Set task: Write out each line exactly as it stands, please.

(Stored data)
....

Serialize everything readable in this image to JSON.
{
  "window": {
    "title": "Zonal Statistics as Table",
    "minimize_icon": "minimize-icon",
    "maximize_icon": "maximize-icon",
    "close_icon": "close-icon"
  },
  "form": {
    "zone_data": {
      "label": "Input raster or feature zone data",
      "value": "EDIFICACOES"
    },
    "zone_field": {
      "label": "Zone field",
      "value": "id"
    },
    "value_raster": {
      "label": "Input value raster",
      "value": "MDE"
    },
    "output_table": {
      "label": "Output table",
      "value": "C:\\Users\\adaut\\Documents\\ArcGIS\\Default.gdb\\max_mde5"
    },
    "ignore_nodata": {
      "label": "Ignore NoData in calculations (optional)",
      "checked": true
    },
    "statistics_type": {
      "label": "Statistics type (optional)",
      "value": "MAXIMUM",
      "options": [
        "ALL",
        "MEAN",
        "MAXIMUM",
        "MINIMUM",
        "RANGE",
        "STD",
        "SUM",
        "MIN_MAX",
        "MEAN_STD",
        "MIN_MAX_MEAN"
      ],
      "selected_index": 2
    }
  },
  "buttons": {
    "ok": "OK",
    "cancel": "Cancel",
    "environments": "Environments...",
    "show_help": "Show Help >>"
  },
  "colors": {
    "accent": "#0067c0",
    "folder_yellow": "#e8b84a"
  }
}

....

Full answer:
Serialize everything readable in this image to JSON.
{
  "window": {
    "title": "Zonal Statistics as Table",
    "minimize_icon": "minimize-icon",
    "maximize_icon": "maximize-icon",
    "close_icon": "close-icon"
  },
  "form": {
    "zone_data": {
      "label": "Input raster or feature zone data",
      "value": "EDIFICACOES"
    },
    "zone_field": {
      "label": "Zone field",
      "value": "id"
    },
    "value_raster": {
      "label": "Input value raster",
      "value": "MDE"
    },
    "output_table": {
      "label": "Output table",
      "value": "C:\\Users\\adaut\\Documents\\ArcGIS\\Default.gdb\\max_mde5"
    },
    "ignore_nodata": {
      "label": "Ignore NoData in calculations (optional)",
      "checked": true
    },
    "statistics_type": {
      "label": "Statistics type (optional)",
      "value": "MAXIMUM",
      "options": [
        "ALL",
        "MEAN",
        "MAXIMUM",
        "MINIMUM",
        "RANGE",
        "STD",
        "SUM",
        "MIN_MAX",
        "MEAN_STD",
        "MIN_MAX_MEAN"
      ],
      "selected_index": 2
    }
  },
  "buttons": {
    "ok": "OK",
    "cancel": "Cancel",
    "environments": "Environments...",
    "show_help": "Show Help >>"
  },
  "colors": {
    "accent": "#0067c0",
    "folder_yellow": "#e8b84a"
  }
}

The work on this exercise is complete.